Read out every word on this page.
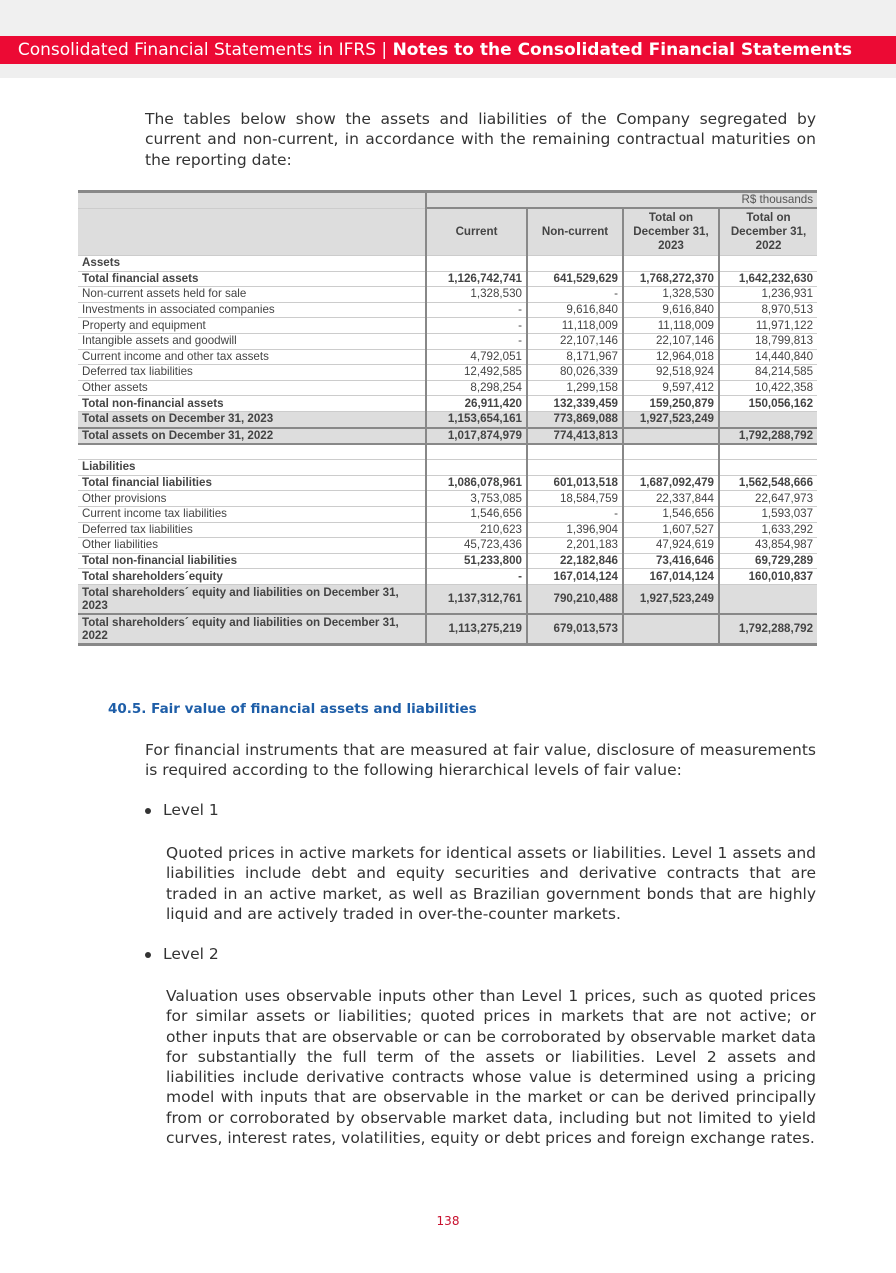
Consolidated Financial Statements in IFRS | Notes to the Consolidated Financial Statements
The tables below show the assets and liabilities of the Company segregated by current and non-current, in accordance with the remaining contractual maturities on the reporting date:
	R$ thousands			
	Current	Non-current	Total on December 31, 2023	Total on December 31, 2022
Assets				
Total financial assets	1,126,742,741	641,529,629	1,768,272,370	1,642,232,630
Non-current assets held for sale	1,328,530	-	1,328,530	1,236,931
Investments in associated companies	-	9,616,840	9,616,840	8,970,513
Property and equipment	-	11,118,009	11,118,009	11,971,122
Intangible assets and goodwill	-	22,107,146	22,107,146	18,799,813
Current income and other tax assets	4,792,051	8,171,967	12,964,018	14,440,840
Deferred tax liabilities	12,492,585	80,026,339	92,518,924	84,214,585
Other assets	8,298,254	1,299,158	9,597,412	10,422,358
Total non-financial assets	26,911,420	132,339,459	159,250,879	150,056,162
Total assets on December 31, 2023	1,153,654,161	773,869,088	1,927,523,249	
Total assets on December 31, 2022	1,017,874,979	774,413,813		1,792,288,792

Liabilities				
Total financial liabilities	1,086,078,961	601,013,518	1,687,092,479	1,562,548,666
Other provisions	3,753,085	18,584,759	22,337,844	22,647,973
Current income tax liabilities	1,546,656	-	1,546,656	1,593,037
Deferred tax liabilities	210,623	1,396,904	1,607,527	1,633,292
Other liabilities	45,723,436	2,201,183	47,924,619	43,854,987
Total non-financial liabilities	51,233,800	22,182,846	73,416,646	69,729,289
Total shareholders´equity	-	167,014,124	167,014,124	160,010,837
Total shareholders´ equity and liabilities on December 31, 2023	1,137,312,761	790,210,488	1,927,523,249	
Total shareholders´ equity and liabilities on December 31, 2022	1,113,275,219	679,013,573		1,792,288,792
40.5. Fair value of financial assets and liabilities
For financial instruments that are measured at fair value, disclosure of measurements is required according to the following hierarchical levels of fair value:
Level 1
Quoted prices in active markets for identical assets or liabilities. Level 1 assets and liabilities include debt and equity securities and derivative contracts that are traded in an active market, as well as Brazilian government bonds that are highly liquid and are actively traded in over-the-counter markets.
Level 2
Valuation uses observable inputs other than Level 1 prices, such as quoted prices for similar assets or liabilities; quoted prices in markets that are not active; or other inputs that are observable or can be corroborated by observable market data for substantially the full term of the assets or liabilities. Level 2 assets and liabilities include derivative contracts whose value is determined using a pricing model with inputs that are observable in the market or can be derived principally from or corroborated by observable market data, including but not limited to yield curves, interest rates, volatilities, equity or debt prices and foreign exchange rates.
138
-*-
*Directions*:
Reproduce each record above by retyping it exactly; omit all images.

*Solution to the exercise*:
Read out every word on this page.
Consolidated Financial Statements in IFRS | Notes to the Consolidated Financial Statements
The tables below show the assets and liabilities of the Company segregated by current and non-current, in accordance with the remaining contractual maturities on the reporting date:
	R$ thousands			
	Current	Non-current	Total on December 31, 2023	Total on December 31, 2022
Assets				
Total financial assets	1,126,742,741	641,529,629	1,768,272,370	1,642,232,630
Non-current assets held for sale	1,328,530	-	1,328,530	1,236,931
Investments in associated companies	-	9,616,840	9,616,840	8,970,513
Property and equipment	-	11,118,009	11,118,009	11,971,122
Intangible assets and goodwill	-	22,107,146	22,107,146	18,799,813
Current income and other tax assets	4,792,051	8,171,967	12,964,018	14,440,840
Deferred tax liabilities	12,492,585	80,026,339	92,518,924	84,214,585
Other assets	8,298,254	1,299,158	9,597,412	10,422,358
Total non-financial assets	26,911,420	132,339,459	159,250,879	150,056,162
Total assets on December 31, 2023	1,153,654,161	773,869,088	1,927,523,249	
Total assets on December 31, 2022	1,017,874,979	774,413,813		1,792,288,792

Liabilities				
Total financial liabilities	1,086,078,961	601,013,518	1,687,092,479	1,562,548,666
Other provisions	3,753,085	18,584,759	22,337,844	22,647,973
Current income tax liabilities	1,546,656	-	1,546,656	1,593,037
Deferred tax liabilities	210,623	1,396,904	1,607,527	1,633,292
Other liabilities	45,723,436	2,201,183	47,924,619	43,854,987
Total non-financial liabilities	51,233,800	22,182,846	73,416,646	69,729,289
Total shareholders´equity	-	167,014,124	167,014,124	160,010,837
Total shareholders´ equity and liabilities on December 31, 2023	1,137,312,761	790,210,488	1,927,523,249	
Total shareholders´ equity and liabilities on December 31, 2022	1,113,275,219	679,013,573		1,792,288,792
40.5. Fair value of financial assets and liabilities
For financial instruments that are measured at fair value, disclosure of measurements is required according to the following hierarchical levels of fair value:
Level 1
Quoted prices in active markets for identical assets or liabilities. Level 1 assets and liabilities include debt and equity securities and derivative contracts that are traded in an active market, as well as Brazilian government bonds that are highly liquid and are actively traded in over-the-counter markets.
Level 2
Valuation uses observable inputs other than Level 1 prices, such as quoted prices for similar assets or liabilities; quoted prices in markets that are not active; or other inputs that are observable or can be corroborated by observable market data for substantially the full term of the assets or liabilities. Level 2 assets and liabilities include derivative contracts whose value is determined using a pricing model with inputs that are observable in the market or can be derived principally from or corroborated by observable market data, including but not limited to yield curves, interest rates, volatilities, equity or debt prices and foreign exchange rates.
138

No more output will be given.